**Work to complete**
Exact repetition of every entry is required.
>> start Records for this exercise
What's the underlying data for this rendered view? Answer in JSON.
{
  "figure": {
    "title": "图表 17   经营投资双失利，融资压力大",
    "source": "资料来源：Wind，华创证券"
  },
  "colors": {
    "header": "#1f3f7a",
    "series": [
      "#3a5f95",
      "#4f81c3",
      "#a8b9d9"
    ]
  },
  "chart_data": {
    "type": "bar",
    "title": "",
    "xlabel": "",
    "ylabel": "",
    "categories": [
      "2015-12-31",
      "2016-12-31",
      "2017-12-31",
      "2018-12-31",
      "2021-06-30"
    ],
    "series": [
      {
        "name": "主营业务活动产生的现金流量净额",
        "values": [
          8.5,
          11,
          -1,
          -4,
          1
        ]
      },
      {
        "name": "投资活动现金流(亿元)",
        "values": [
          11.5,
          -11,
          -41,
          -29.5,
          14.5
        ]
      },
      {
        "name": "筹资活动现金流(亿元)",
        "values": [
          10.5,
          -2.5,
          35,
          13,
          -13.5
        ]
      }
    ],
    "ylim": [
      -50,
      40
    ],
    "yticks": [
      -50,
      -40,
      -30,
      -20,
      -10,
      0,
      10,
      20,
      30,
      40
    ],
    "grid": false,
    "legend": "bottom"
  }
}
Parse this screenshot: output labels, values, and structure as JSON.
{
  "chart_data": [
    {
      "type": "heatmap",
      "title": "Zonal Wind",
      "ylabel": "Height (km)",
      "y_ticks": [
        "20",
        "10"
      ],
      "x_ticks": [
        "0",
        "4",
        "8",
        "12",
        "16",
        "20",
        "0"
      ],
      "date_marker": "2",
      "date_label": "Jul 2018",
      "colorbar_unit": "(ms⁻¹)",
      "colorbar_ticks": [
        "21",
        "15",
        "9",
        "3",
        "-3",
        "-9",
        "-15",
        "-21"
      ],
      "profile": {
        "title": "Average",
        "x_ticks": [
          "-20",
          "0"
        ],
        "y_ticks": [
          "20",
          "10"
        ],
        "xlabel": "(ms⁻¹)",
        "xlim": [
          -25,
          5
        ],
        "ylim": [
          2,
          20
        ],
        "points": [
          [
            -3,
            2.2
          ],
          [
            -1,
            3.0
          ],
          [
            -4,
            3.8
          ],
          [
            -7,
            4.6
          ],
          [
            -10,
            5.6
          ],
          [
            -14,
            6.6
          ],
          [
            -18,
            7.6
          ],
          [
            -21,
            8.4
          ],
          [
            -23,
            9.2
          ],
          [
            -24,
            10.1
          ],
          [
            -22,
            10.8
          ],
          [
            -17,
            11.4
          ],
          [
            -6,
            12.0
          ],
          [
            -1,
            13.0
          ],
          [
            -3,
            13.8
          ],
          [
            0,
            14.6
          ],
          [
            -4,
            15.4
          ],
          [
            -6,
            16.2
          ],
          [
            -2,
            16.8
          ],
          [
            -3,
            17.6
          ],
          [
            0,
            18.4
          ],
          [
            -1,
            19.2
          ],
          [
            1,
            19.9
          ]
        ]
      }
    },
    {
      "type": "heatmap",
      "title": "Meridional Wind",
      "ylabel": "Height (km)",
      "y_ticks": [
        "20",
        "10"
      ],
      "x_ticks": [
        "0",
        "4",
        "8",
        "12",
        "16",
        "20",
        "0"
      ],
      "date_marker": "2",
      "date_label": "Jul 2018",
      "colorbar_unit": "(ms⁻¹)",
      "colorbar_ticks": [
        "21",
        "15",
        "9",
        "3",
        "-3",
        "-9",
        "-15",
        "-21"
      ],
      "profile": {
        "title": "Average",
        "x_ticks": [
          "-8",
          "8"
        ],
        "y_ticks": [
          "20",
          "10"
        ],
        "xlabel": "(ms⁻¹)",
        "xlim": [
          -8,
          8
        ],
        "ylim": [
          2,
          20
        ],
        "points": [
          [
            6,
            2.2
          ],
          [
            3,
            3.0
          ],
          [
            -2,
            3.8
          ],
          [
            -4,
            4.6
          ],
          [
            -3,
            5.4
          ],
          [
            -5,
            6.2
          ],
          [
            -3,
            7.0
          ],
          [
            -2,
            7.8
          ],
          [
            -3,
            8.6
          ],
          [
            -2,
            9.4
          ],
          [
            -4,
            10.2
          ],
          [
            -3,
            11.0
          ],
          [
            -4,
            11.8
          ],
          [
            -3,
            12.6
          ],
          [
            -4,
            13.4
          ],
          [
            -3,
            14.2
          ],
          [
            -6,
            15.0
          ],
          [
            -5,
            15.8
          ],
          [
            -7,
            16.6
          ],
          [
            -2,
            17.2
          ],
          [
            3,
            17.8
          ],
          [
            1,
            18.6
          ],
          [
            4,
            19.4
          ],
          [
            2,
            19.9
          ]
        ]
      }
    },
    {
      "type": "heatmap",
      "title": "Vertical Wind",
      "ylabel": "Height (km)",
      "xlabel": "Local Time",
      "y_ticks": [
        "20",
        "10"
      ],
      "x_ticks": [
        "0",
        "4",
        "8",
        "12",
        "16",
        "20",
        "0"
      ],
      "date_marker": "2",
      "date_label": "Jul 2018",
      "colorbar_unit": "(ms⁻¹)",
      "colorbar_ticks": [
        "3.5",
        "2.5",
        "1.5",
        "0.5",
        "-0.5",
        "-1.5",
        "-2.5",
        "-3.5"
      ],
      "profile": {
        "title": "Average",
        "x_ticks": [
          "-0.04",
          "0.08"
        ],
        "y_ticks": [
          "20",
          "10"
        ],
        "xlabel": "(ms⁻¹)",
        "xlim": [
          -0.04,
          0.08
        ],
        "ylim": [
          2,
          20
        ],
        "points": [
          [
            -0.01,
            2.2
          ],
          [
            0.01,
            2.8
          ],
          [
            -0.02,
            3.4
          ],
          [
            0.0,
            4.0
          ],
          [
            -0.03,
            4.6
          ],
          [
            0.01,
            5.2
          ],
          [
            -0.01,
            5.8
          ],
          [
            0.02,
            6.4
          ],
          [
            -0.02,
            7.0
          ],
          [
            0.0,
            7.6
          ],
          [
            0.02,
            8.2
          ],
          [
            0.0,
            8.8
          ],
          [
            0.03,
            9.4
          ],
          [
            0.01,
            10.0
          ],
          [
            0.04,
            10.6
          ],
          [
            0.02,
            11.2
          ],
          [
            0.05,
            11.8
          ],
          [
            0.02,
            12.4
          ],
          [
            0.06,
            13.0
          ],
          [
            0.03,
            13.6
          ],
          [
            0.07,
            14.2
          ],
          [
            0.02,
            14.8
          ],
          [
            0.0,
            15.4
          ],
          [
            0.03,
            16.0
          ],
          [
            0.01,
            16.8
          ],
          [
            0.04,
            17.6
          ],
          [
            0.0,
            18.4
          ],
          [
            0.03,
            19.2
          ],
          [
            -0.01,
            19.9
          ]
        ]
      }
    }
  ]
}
>> end Records for this exercise
**Response to the exercise**
What's the underlying data for this rendered view? Answer in JSON.
{
  "figure": {
    "title": "图表 17   经营投资双失利，融资压力大",
    "source": "资料来源：Wind，华创证券"
  },
  "colors": {
    "header": "#1f3f7a",
    "series": [
      "#3a5f95",
      "#4f81c3",
      "#a8b9d9"
    ]
  },
  "chart_data": {
    "type": "bar",
    "title": "",
    "xlabel": "",
    "ylabel": "",
    "categories": [
      "2015-12-31",
      "2016-12-31",
      "2017-12-31",
      "2018-12-31",
      "2021-06-30"
    ],
    "series": [
      {
        "name": "主营业务活动产生的现金流量净额",
        "values": [
          8.5,
          11,
          -1,
          -4,
          1
        ]
      },
      {
        "name": "投资活动现金流(亿元)",
        "values": [
          11.5,
          -11,
          -41,
          -29.5,
          14.5
        ]
      },
      {
        "name": "筹资活动现金流(亿元)",
        "values": [
          10.5,
          -2.5,
          35,
          13,
          -13.5
        ]
      }
    ],
    "ylim": [
      -50,
      40
    ],
    "yticks": [
      -50,
      -40,
      -30,
      -20,
      -10,
      0,
      10,
      20,
      30,
      40
    ],
    "grid": false,
    "legend": "bottom"
  }
}
Parse this screenshot: output labels, values, and structure as JSON.
{
  "chart_data": [
    {
      "type": "heatmap",
      "title": "Zonal Wind",
      "ylabel": "Height (km)",
      "y_ticks": [
        "20",
        "10"
      ],
      "x_ticks": [
        "0",
        "4",
        "8",
        "12",
        "16",
        "20",
        "0"
      ],
      "date_marker": "2",
      "date_label": "Jul 2018",
      "colorbar_unit": "(ms⁻¹)",
      "colorbar_ticks": [
        "21",
        "15",
        "9",
        "3",
        "-3",
        "-9",
        "-15",
        "-21"
      ],
      "profile": {
        "title": "Average",
        "x_ticks": [
          "-20",
          "0"
        ],
        "y_ticks": [
          "20",
          "10"
        ],
        "xlabel": "(ms⁻¹)",
        "xlim": [
          -25,
          5
        ],
        "ylim": [
          2,
          20
        ],
        "points": [
          [
            -3,
            2.2
          ],
          [
            -1,
            3.0
          ],
          [
            -4,
            3.8
          ],
          [
            -7,
            4.6
          ],
          [
            -10,
            5.6
          ],
          [
            -14,
            6.6
          ],
          [
            -18,
            7.6
          ],
          [
            -21,
            8.4
          ],
          [
            -23,
            9.2
          ],
          [
            -24,
            10.1
          ],
          [
            -22,
            10.8
          ],
          [
            -17,
            11.4
          ],
          [
            -6,
            12.0
          ],
          [
            -1,
            13.0
          ],
          [
            -3,
            13.8
          ],
          [
            0,
            14.6
          ],
          [
            -4,
            15.4
          ],
          [
            -6,
            16.2
          ],
          [
            -2,
            16.8
          ],
          [
            -3,
            17.6
          ],
          [
            0,
            18.4
          ],
          [
            -1,
            19.2
          ],
          [
            1,
            19.9
          ]
        ]
      }
    },
    {
      "type": "heatmap",
      "title": "Meridional Wind",
      "ylabel": "Height (km)",
      "y_ticks": [
        "20",
        "10"
      ],
      "x_ticks": [
        "0",
        "4",
        "8",
        "12",
        "16",
        "20",
        "0"
      ],
      "date_marker": "2",
      "date_label": "Jul 2018",
      "colorbar_unit": "(ms⁻¹)",
      "colorbar_ticks": [
        "21",
        "15",
        "9",
        "3",
        "-3",
        "-9",
        "-15",
        "-21"
      ],
      "profile": {
        "title": "Average",
        "x_ticks": [
          "-8",
          "8"
        ],
        "y_ticks": [
          "20",
          "10"
        ],
        "xlabel": "(ms⁻¹)",
        "xlim": [
          -8,
          8
        ],
        "ylim": [
          2,
          20
        ],
        "points": [
          [
            6,
            2.2
          ],
          [
            3,
            3.0
          ],
          [
            -2,
            3.8
          ],
          [
            -4,
            4.6
          ],
          [
            -3,
            5.4
          ],
          [
            -5,
            6.2
          ],
          [
            -3,
            7.0
          ],
          [
            -2,
            7.8
          ],
          [
            -3,
            8.6
          ],
          [
            -2,
            9.4
          ],
          [
            -4,
            10.2
          ],
          [
            -3,
            11.0
          ],
          [
            -4,
            11.8
          ],
          [
            -3,
            12.6
          ],
          [
            -4,
            13.4
          ],
          [
            -3,
            14.2
          ],
          [
            -6,
            15.0
          ],
          [
            -5,
            15.8
          ],
          [
            -7,
            16.6
          ],
          [
            -2,
            17.2
          ],
          [
            3,
            17.8
          ],
          [
            1,
            18.6
          ],
          [
            4,
            19.4
          ],
          [
            2,
            19.9
          ]
        ]
      }
    },
    {
      "type": "heatmap",
      "title": "Vertical Wind",
      "ylabel": "Height (km)",
      "xlabel": "Local Time",
      "y_ticks": [
        "20",
        "10"
      ],
      "x_ticks": [
        "0",
        "4",
        "8",
        "12",
        "16",
        "20",
        "0"
      ],
      "date_marker": "2",
      "date_label": "Jul 2018",
      "colorbar_unit": "(ms⁻¹)",
      "colorbar_ticks": [
        "3.5",
        "2.5",
        "1.5",
        "0.5",
        "-0.5",
        "-1.5",
        "-2.5",
        "-3.5"
      ],
      "profile": {
        "title": "Average",
        "x_ticks": [
          "-0.04",
          "0.08"
        ],
        "y_ticks": [
          "20",
          "10"
        ],
        "xlabel": "(ms⁻¹)",
        "xlim": [
          -0.04,
          0.08
        ],
        "ylim": [
          2,
          20
        ],
        "points": [
          [
            -0.01,
            2.2
          ],
          [
            0.01,
            2.8
          ],
          [
            -0.02,
            3.4
          ],
          [
            0.0,
            4.0
          ],
          [
            -0.03,
            4.6
          ],
          [
            0.01,
            5.2
          ],
          [
            -0.01,
            5.8
          ],
          [
            0.02,
            6.4
          ],
          [
            -0.02,
            7.0
          ],
          [
            0.0,
            7.6
          ],
          [
            0.02,
            8.2
          ],
          [
            0.0,
            8.8
          ],
          [
            0.03,
            9.4
          ],
          [
            0.01,
            10.0
          ],
          [
            0.04,
            10.6
          ],
          [
            0.02,
            11.2
          ],
          [
            0.05,
            11.8
          ],
          [
            0.02,
            12.4
          ],
          [
            0.06,
            13.0
          ],
          [
            0.03,
            13.6
          ],
          [
            0.07,
            14.2
          ],
          [
            0.02,
            14.8
          ],
          [
            0.0,
            15.4
          ],
          [
            0.03,
            16.0
          ],
          [
            0.01,
            16.8
          ],
          [
            0.04,
            17.6
          ],
          [
            0.0,
            18.4
          ],
          [
            0.03,
            19.2
          ],
          [
            -0.01,
            19.9
          ]
        ]
      }
    }
  ]
}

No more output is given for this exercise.